Exercise instructions: Find each line containing the string "bezpieczeństwu". Copy it.

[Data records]
○ ○ ○ ○ ○

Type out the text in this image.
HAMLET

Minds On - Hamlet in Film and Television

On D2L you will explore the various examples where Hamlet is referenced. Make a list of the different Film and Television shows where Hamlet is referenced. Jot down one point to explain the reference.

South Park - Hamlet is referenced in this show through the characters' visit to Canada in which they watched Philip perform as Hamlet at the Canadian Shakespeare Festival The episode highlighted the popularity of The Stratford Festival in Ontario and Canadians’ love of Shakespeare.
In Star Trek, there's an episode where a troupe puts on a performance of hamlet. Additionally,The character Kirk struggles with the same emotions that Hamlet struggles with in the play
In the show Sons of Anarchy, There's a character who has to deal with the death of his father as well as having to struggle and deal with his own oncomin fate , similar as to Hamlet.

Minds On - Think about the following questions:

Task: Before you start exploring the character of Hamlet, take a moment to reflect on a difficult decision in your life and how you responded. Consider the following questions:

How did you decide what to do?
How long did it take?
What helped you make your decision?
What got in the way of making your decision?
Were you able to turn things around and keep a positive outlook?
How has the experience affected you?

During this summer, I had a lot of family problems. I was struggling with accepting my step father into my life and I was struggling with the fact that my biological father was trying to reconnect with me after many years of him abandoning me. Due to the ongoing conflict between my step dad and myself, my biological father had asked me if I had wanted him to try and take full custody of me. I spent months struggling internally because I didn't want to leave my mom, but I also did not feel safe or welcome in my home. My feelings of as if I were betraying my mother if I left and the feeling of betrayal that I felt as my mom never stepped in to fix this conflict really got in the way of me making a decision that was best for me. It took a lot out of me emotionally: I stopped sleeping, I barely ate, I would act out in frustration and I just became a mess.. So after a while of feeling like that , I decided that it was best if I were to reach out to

○ ○ ○ ○ ○

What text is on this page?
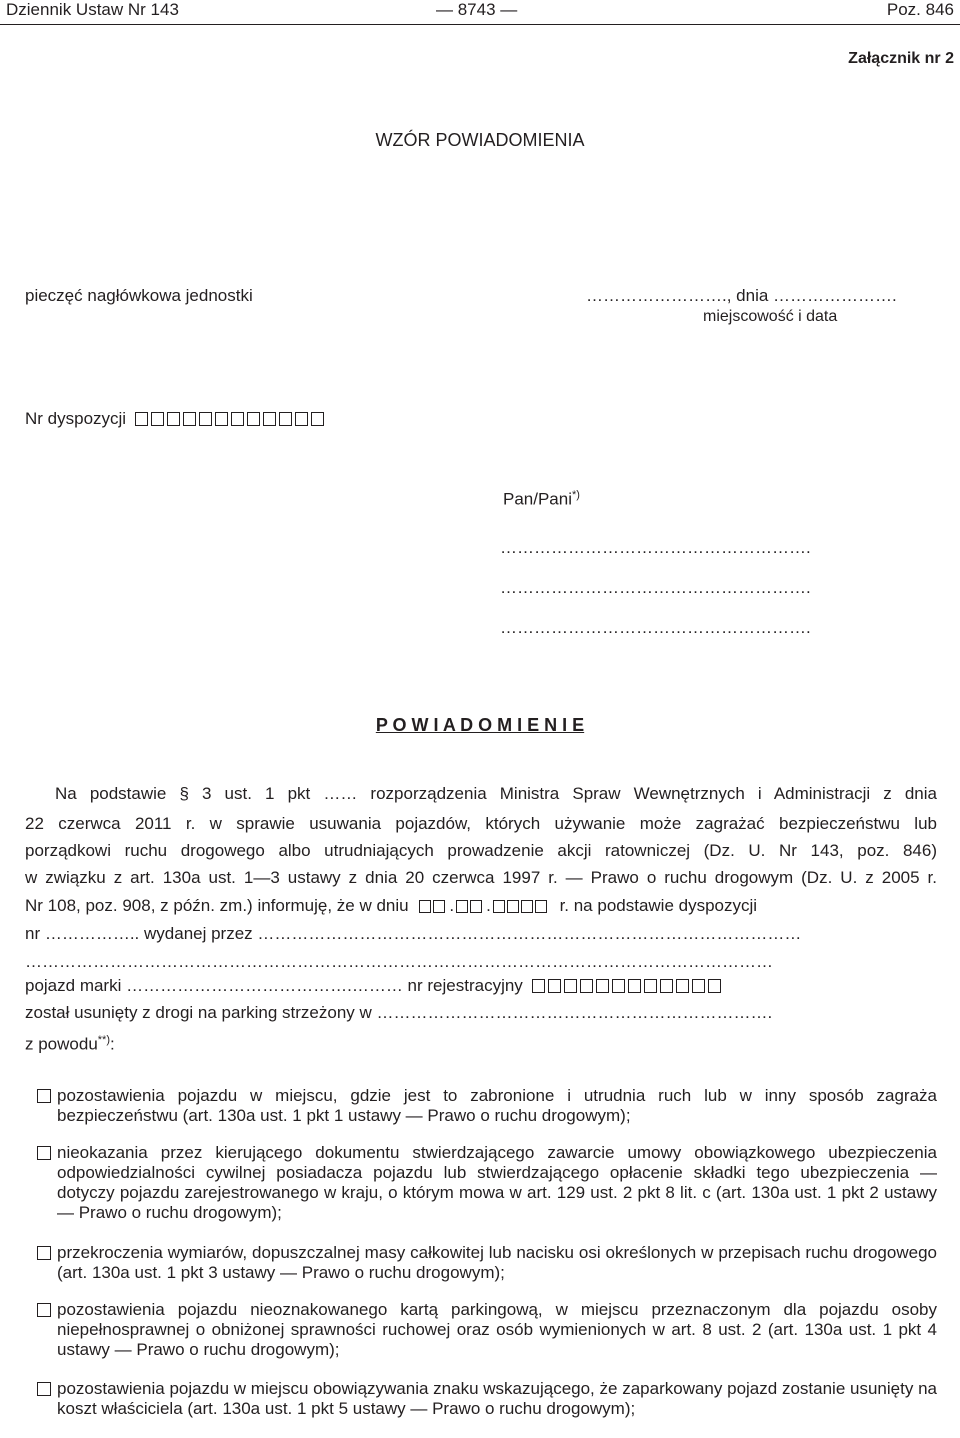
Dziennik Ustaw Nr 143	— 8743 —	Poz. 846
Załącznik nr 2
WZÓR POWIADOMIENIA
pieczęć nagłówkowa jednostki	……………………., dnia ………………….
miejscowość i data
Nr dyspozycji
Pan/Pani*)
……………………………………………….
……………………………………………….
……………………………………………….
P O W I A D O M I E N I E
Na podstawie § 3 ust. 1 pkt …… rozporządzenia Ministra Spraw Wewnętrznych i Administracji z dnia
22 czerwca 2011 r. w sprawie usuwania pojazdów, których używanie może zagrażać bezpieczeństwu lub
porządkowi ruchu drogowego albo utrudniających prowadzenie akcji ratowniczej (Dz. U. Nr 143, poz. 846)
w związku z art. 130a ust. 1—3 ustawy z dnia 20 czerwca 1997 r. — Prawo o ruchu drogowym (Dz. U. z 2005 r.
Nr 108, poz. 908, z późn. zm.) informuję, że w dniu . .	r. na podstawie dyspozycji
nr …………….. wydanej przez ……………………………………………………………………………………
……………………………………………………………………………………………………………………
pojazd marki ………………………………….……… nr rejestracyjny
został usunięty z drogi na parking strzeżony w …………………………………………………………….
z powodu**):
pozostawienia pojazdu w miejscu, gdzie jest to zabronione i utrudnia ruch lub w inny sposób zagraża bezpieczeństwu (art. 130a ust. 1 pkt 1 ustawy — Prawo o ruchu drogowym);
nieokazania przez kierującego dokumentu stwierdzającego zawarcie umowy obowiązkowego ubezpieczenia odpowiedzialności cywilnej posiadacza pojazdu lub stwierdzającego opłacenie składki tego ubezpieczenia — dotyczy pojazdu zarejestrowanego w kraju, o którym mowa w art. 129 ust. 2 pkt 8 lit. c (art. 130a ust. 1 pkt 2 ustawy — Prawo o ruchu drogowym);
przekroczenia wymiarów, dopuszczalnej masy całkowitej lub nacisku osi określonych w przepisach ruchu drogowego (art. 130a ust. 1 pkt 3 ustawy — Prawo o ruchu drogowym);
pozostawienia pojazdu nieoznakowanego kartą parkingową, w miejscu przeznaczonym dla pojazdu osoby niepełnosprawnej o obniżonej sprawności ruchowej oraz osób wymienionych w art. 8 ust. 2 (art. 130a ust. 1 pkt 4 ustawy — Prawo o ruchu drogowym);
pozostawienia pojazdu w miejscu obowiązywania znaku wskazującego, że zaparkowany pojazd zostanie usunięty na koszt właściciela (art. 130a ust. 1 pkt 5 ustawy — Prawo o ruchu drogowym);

○ ○ ○ ○ ○

Result:
22 czerwca 2011 r. w sprawie usuwania pojazdów, których używanie może zagrażać bezpieczeństwu lub
pozostawienia pojazdu w miejscu, gdzie jest to zabronione i utrudnia ruch lub w inny sposób zagraża bezpieczeństwu (art. 130a ust. 1 pkt 1 ustawy — Prawo o ruchu drogowym);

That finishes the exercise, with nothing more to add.